Prompt:
Find all the lines with "Tangencial" and gather them.
- - - - - - -
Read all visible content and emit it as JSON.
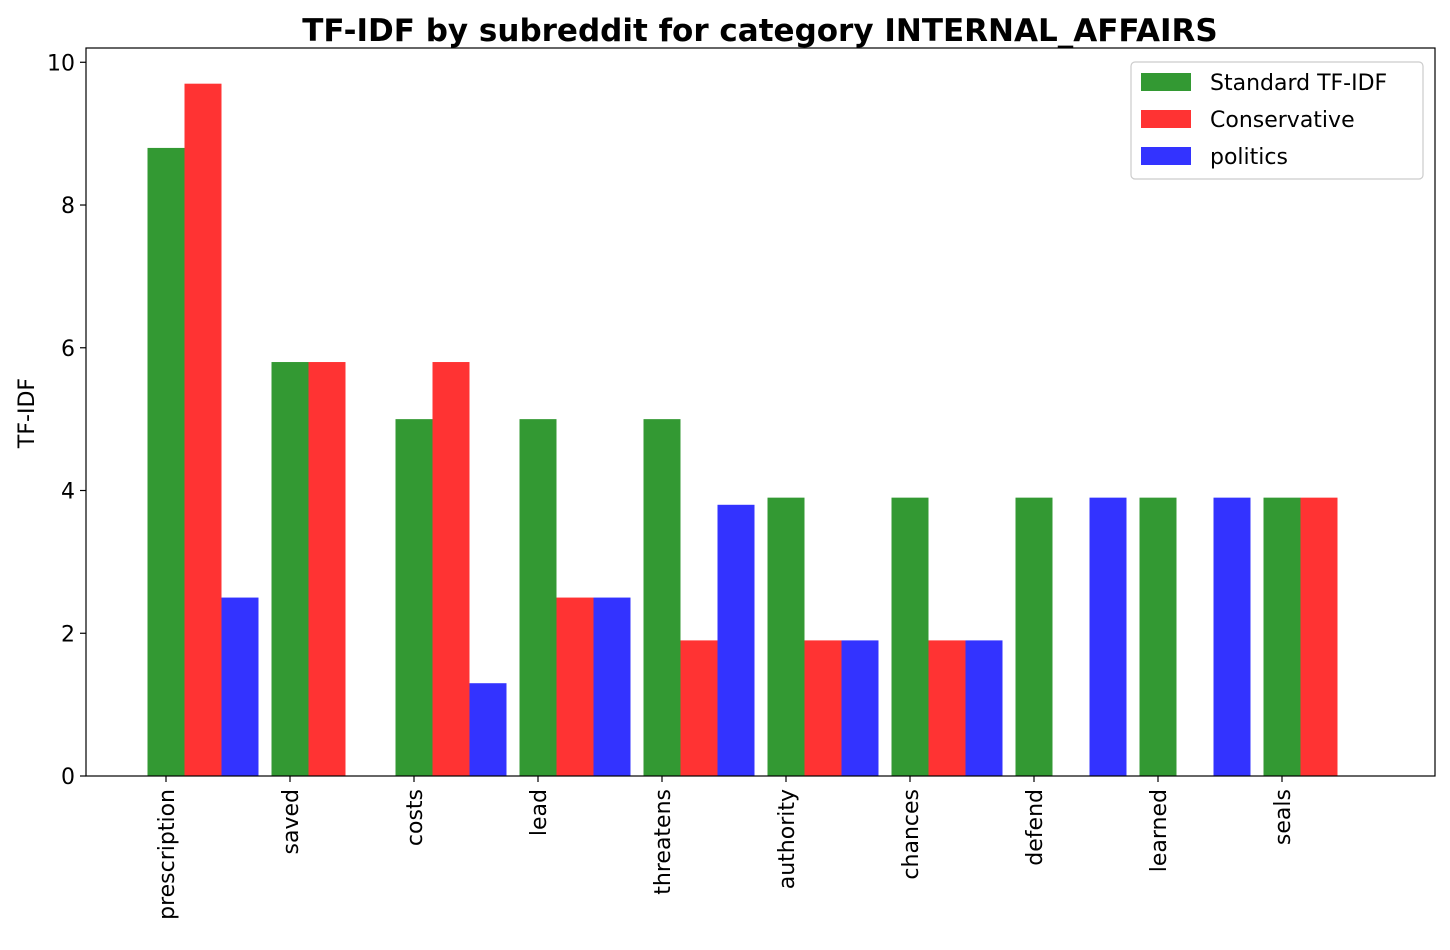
{
  "chart_data": {
    "type": "bar",
    "title": "TF-IDF by subreddit for category INTERNAL_AFFAIRS",
    "xlabel": "",
    "ylabel": "TF-IDF",
    "ylim": [
      0,
      10.2
    ],
    "yticks": [
      0,
      2,
      4,
      6,
      8,
      10
    ],
    "categories": [
      "prescription",
      "saved",
      "costs",
      "lead",
      "threatens",
      "authority",
      "chances",
      "defend",
      "learned",
      "seals"
    ],
    "series": [
      {
        "name": "Standard TF-IDF",
        "color": "#339933",
        "values": [
          8.8,
          5.8,
          5.0,
          5.0,
          5.0,
          3.9,
          3.9,
          3.9,
          3.9,
          3.9
        ]
      },
      {
        "name": "Conservative",
        "color": "#ff3333",
        "values": [
          9.7,
          5.8,
          5.8,
          2.5,
          1.9,
          1.9,
          1.9,
          0,
          0,
          3.9
        ]
      },
      {
        "name": "politics",
        "color": "#3333ff",
        "values": [
          2.5,
          0,
          1.3,
          2.5,
          3.8,
          1.9,
          1.9,
          3.9,
          3.9,
          0
        ]
      }
    ],
    "legend_position": "top-right",
    "grid": false
  }
}
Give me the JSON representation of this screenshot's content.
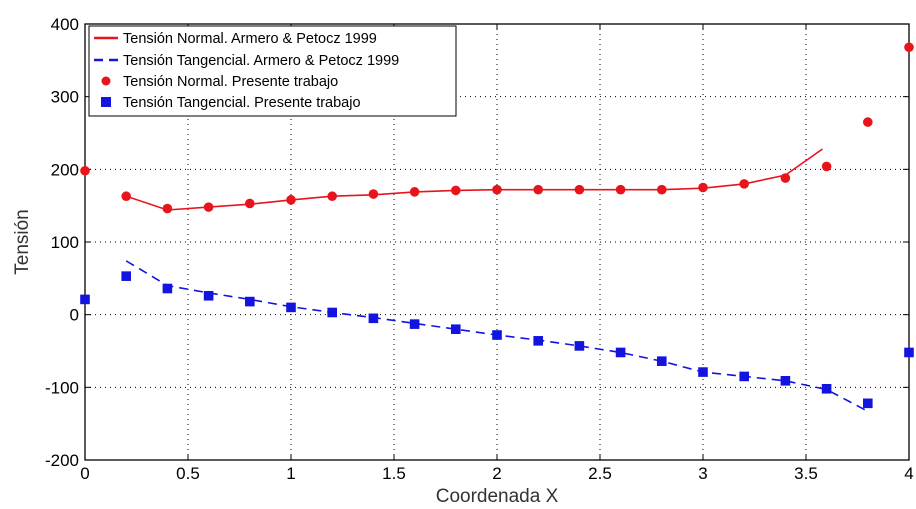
{
  "chart_data": {
    "type": "line",
    "xlabel": "Coordenada X",
    "ylabel": "Tensión",
    "xlim": [
      0,
      4
    ],
    "ylim": [
      -200,
      400
    ],
    "xticks": [
      "0",
      "0.5",
      "1",
      "1.5",
      "2",
      "2.5",
      "3",
      "3.5",
      "4"
    ],
    "yticks": [
      "-200",
      "-100",
      "0",
      "100",
      "200",
      "300",
      "400"
    ],
    "grid": true,
    "legend_position": "top-left",
    "series": [
      {
        "name": "Tensión Normal. Armero & Petocz 1999",
        "style": "solid-line",
        "color": "#e8141c",
        "x": [
          0.2,
          0.4,
          0.6,
          0.8,
          1.0,
          1.2,
          1.4,
          1.6,
          1.8,
          2.0,
          2.2,
          2.4,
          2.6,
          2.8,
          3.0,
          3.2,
          3.4,
          3.58
        ],
        "y": [
          163,
          144,
          148,
          152,
          158,
          163,
          165,
          169,
          171,
          172,
          172,
          172,
          172,
          172,
          174,
          180,
          192,
          228
        ]
      },
      {
        "name": "Tensión Tangencial.  Armero & Petocz 1999",
        "style": "dashed-line",
        "color": "#1414e0",
        "x": [
          0.2,
          0.4,
          0.6,
          0.8,
          1.0,
          1.2,
          1.4,
          1.6,
          1.8,
          2.0,
          2.2,
          2.4,
          2.6,
          2.8,
          3.0,
          3.2,
          3.4,
          3.6,
          3.8
        ],
        "y": [
          74,
          40,
          30,
          21,
          11,
          3,
          -4,
          -12,
          -20,
          -28,
          -35,
          -43,
          -52,
          -64,
          -79,
          -85,
          -91,
          -103,
          -133
        ]
      },
      {
        "name": "Tensión Normal. Presente trabajo",
        "style": "circle-markers",
        "color": "#e8141c",
        "x": [
          0,
          0.2,
          0.4,
          0.6,
          0.8,
          1.0,
          1.2,
          1.4,
          1.6,
          1.8,
          2.0,
          2.2,
          2.4,
          2.6,
          2.8,
          3.0,
          3.2,
          3.4,
          3.6,
          3.8,
          4.0
        ],
        "y": [
          198,
          163,
          146,
          148,
          153,
          158,
          163,
          166,
          169,
          171,
          172,
          172,
          172,
          172,
          172,
          175,
          180,
          188,
          204,
          265,
          368
        ]
      },
      {
        "name": "Tensión Tangencial. Presente trabajo",
        "style": "square-markers",
        "color": "#1414e0",
        "x": [
          0,
          0.2,
          0.4,
          0.6,
          0.8,
          1.0,
          1.2,
          1.4,
          1.6,
          1.8,
          2.0,
          2.2,
          2.4,
          2.6,
          2.8,
          3.0,
          3.2,
          3.4,
          3.6,
          3.8,
          4.0
        ],
        "y": [
          21,
          53,
          36,
          26,
          18,
          10,
          3,
          -5,
          -13,
          -20,
          -28,
          -36,
          -43,
          -52,
          -64,
          -79,
          -85,
          -91,
          -102,
          -122,
          -52
        ]
      }
    ]
  }
}
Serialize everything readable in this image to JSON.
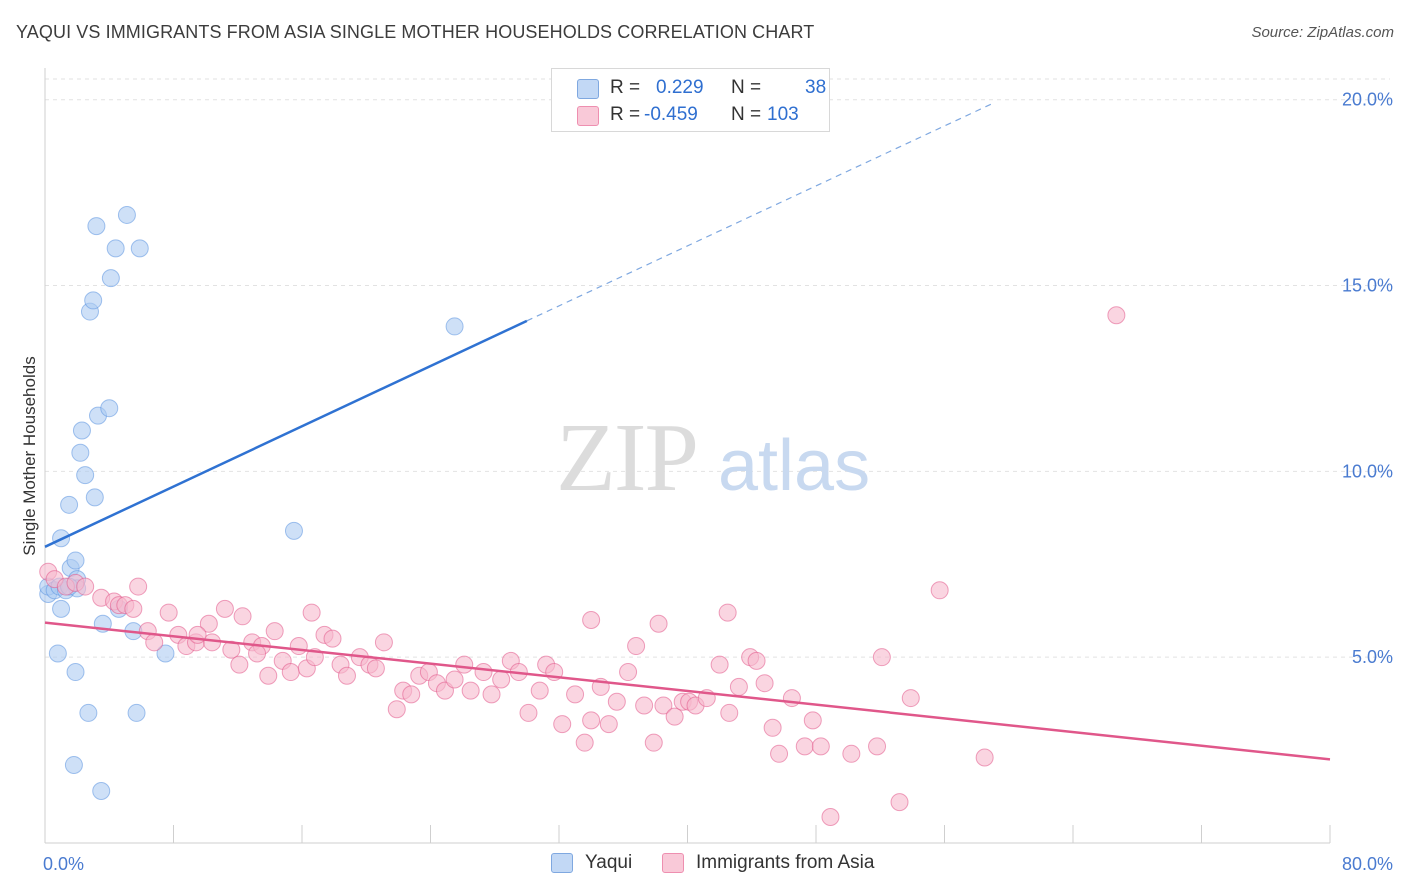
{
  "header": {
    "title": "YAQUI VS IMMIGRANTS FROM ASIA SINGLE MOTHER HOUSEHOLDS CORRELATION CHART",
    "source": "Source: ZipAtlas.com"
  },
  "watermark": {
    "zip": "ZIP",
    "atlas": "atlas"
  },
  "legend": {
    "rows": [
      {
        "r_label": "R =",
        "r_value": "0.229",
        "n_label": "N =",
        "n_value": "38",
        "color": "#aecbf2"
      },
      {
        "r_label": "R =",
        "r_value": "-0.459",
        "n_label": "N =",
        "n_value": "103",
        "color": "#f6b9cd"
      }
    ],
    "bottom": [
      {
        "label": "Yaqui",
        "color": "#aecbf2"
      },
      {
        "label": "Immigrants from Asia",
        "color": "#f6b9cd"
      }
    ]
  },
  "chart_data": {
    "type": "scatter",
    "title": "YAQUI VS IMMIGRANTS FROM ASIA SINGLE MOTHER HOUSEHOLDS CORRELATION CHART",
    "ylabel": "Single Mother Households",
    "xlabel": "",
    "xlim": [
      0,
      80
    ],
    "ylim": [
      0,
      20.8
    ],
    "x_tick_labels": [
      "0.0%",
      "80.0%"
    ],
    "y_ticks": [
      5,
      10,
      15,
      20
    ],
    "y_tick_labels": [
      "5.0%",
      "10.0%",
      "15.0%",
      "20.0%"
    ],
    "grid": true,
    "legend_position": "top-center",
    "series": [
      {
        "name": "Yaqui",
        "color": "#5b93e0",
        "fill": "#aecbf2",
        "trend": {
          "x": [
            0,
            30
          ],
          "y": [
            7.97,
            14.05
          ],
          "dashed_to": [
            59,
            19.9
          ]
        },
        "points": [
          [
            0.2,
            6.7
          ],
          [
            0.2,
            6.9
          ],
          [
            0.6,
            6.8
          ],
          [
            0.9,
            6.9
          ],
          [
            1.3,
            6.8
          ],
          [
            1.0,
            6.3
          ],
          [
            1.0,
            8.2
          ],
          [
            1.6,
            7.4
          ],
          [
            1.9,
            7.6
          ],
          [
            2.0,
            7.1
          ],
          [
            0.8,
            5.1
          ],
          [
            1.9,
            4.6
          ],
          [
            2.7,
            3.5
          ],
          [
            1.8,
            2.1
          ],
          [
            3.5,
            1.4
          ],
          [
            5.7,
            3.5
          ],
          [
            3.6,
            5.9
          ],
          [
            5.5,
            5.7
          ],
          [
            4.6,
            6.3
          ],
          [
            1.5,
            9.1
          ],
          [
            2.5,
            9.9
          ],
          [
            2.2,
            10.5
          ],
          [
            2.3,
            11.1
          ],
          [
            3.1,
            9.3
          ],
          [
            3.3,
            11.5
          ],
          [
            4.0,
            11.7
          ],
          [
            2.8,
            14.3
          ],
          [
            3.0,
            14.6
          ],
          [
            4.1,
            15.2
          ],
          [
            4.4,
            16.0
          ],
          [
            5.9,
            16.0
          ],
          [
            3.2,
            16.6
          ],
          [
            5.1,
            16.9
          ],
          [
            7.5,
            5.1
          ],
          [
            15.5,
            8.4
          ],
          [
            25.5,
            13.9
          ],
          [
            2.0,
            6.85
          ],
          [
            1.5,
            6.9
          ]
        ]
      },
      {
        "name": "Immigrants from Asia",
        "color": "#e2578a",
        "fill": "#f6b9cd",
        "trend": {
          "x": [
            0,
            80
          ],
          "y": [
            5.93,
            2.25
          ]
        },
        "points": [
          [
            0.2,
            7.3
          ],
          [
            0.6,
            7.1
          ],
          [
            1.3,
            6.9
          ],
          [
            1.9,
            7.0
          ],
          [
            2.5,
            6.9
          ],
          [
            3.5,
            6.6
          ],
          [
            4.3,
            6.5
          ],
          [
            4.6,
            6.4
          ],
          [
            5.0,
            6.4
          ],
          [
            5.8,
            6.9
          ],
          [
            5.5,
            6.3
          ],
          [
            6.4,
            5.7
          ],
          [
            6.8,
            5.4
          ],
          [
            7.7,
            6.2
          ],
          [
            8.3,
            5.6
          ],
          [
            8.8,
            5.3
          ],
          [
            9.4,
            5.4
          ],
          [
            10.2,
            5.9
          ],
          [
            10.4,
            5.4
          ],
          [
            11.2,
            6.3
          ],
          [
            11.6,
            5.2
          ],
          [
            12.1,
            4.8
          ],
          [
            12.9,
            5.4
          ],
          [
            13.5,
            5.3
          ],
          [
            13.9,
            4.5
          ],
          [
            14.3,
            5.7
          ],
          [
            14.8,
            4.9
          ],
          [
            15.3,
            4.6
          ],
          [
            15.8,
            5.3
          ],
          [
            16.3,
            4.7
          ],
          [
            16.8,
            5.0
          ],
          [
            17.4,
            5.6
          ],
          [
            17.9,
            5.5
          ],
          [
            18.4,
            4.8
          ],
          [
            18.8,
            4.5
          ],
          [
            19.6,
            5.0
          ],
          [
            20.2,
            4.8
          ],
          [
            20.6,
            4.7
          ],
          [
            21.1,
            5.4
          ],
          [
            21.9,
            3.6
          ],
          [
            22.3,
            4.1
          ],
          [
            22.8,
            4.0
          ],
          [
            23.3,
            4.5
          ],
          [
            23.9,
            4.6
          ],
          [
            24.4,
            4.3
          ],
          [
            24.9,
            4.1
          ],
          [
            25.5,
            4.4
          ],
          [
            26.1,
            4.8
          ],
          [
            26.5,
            4.1
          ],
          [
            27.3,
            4.6
          ],
          [
            27.8,
            4.0
          ],
          [
            28.4,
            4.4
          ],
          [
            29.0,
            4.9
          ],
          [
            29.5,
            4.6
          ],
          [
            30.1,
            3.5
          ],
          [
            30.8,
            4.1
          ],
          [
            31.2,
            4.8
          ],
          [
            31.7,
            4.6
          ],
          [
            32.2,
            3.2
          ],
          [
            33.0,
            4.0
          ],
          [
            33.6,
            2.7
          ],
          [
            34.0,
            3.3
          ],
          [
            34.6,
            4.2
          ],
          [
            35.1,
            3.2
          ],
          [
            35.6,
            3.8
          ],
          [
            36.3,
            4.6
          ],
          [
            36.8,
            5.3
          ],
          [
            37.3,
            3.7
          ],
          [
            37.9,
            2.7
          ],
          [
            38.5,
            3.7
          ],
          [
            39.2,
            3.4
          ],
          [
            39.7,
            3.8
          ],
          [
            40.1,
            3.8
          ],
          [
            40.5,
            3.7
          ],
          [
            41.2,
            3.9
          ],
          [
            42.0,
            4.8
          ],
          [
            42.6,
            3.5
          ],
          [
            43.2,
            4.2
          ],
          [
            43.9,
            5.0
          ],
          [
            44.3,
            4.9
          ],
          [
            44.8,
            4.3
          ],
          [
            45.3,
            3.1
          ],
          [
            45.7,
            2.4
          ],
          [
            46.5,
            3.9
          ],
          [
            47.3,
            2.6
          ],
          [
            47.8,
            3.3
          ],
          [
            48.3,
            2.6
          ],
          [
            48.9,
            0.7
          ],
          [
            50.2,
            2.4
          ],
          [
            51.8,
            2.6
          ],
          [
            52.1,
            5.0
          ],
          [
            53.2,
            1.1
          ],
          [
            53.9,
            3.9
          ],
          [
            55.7,
            6.8
          ],
          [
            58.5,
            2.3
          ],
          [
            66.7,
            14.2
          ],
          [
            16.6,
            6.2
          ],
          [
            13.2,
            5.1
          ],
          [
            9.5,
            5.6
          ],
          [
            12.3,
            6.1
          ],
          [
            34.0,
            6.0
          ],
          [
            38.2,
            5.9
          ],
          [
            42.5,
            6.2
          ]
        ]
      }
    ]
  }
}
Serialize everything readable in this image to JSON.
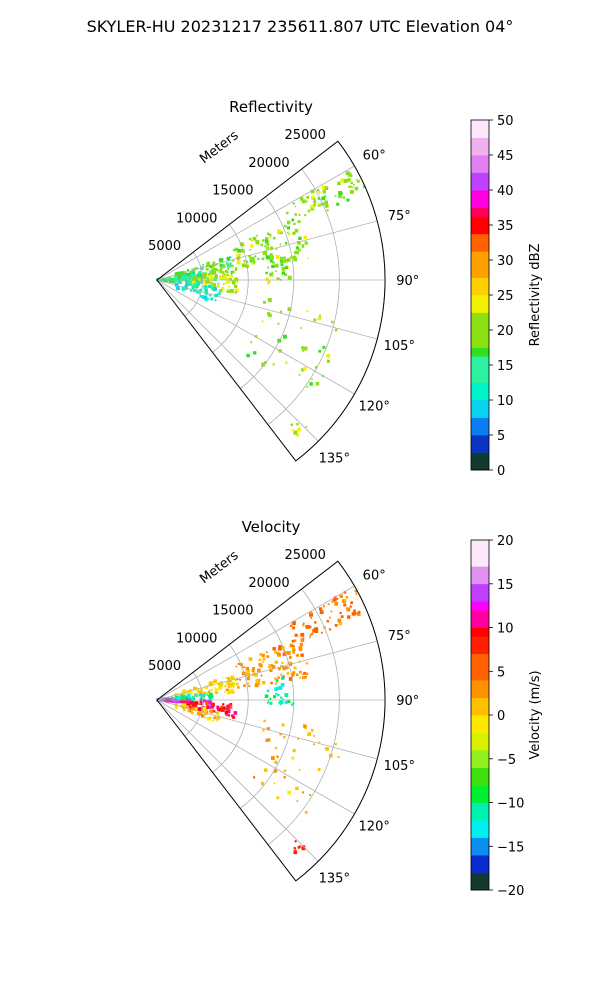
- - - - - - -
Correct response:
        "name": "Tensión Tangencial.  Armero & Petocz 1999",
        "name": "Tensión Tangencial. Presente trabajo",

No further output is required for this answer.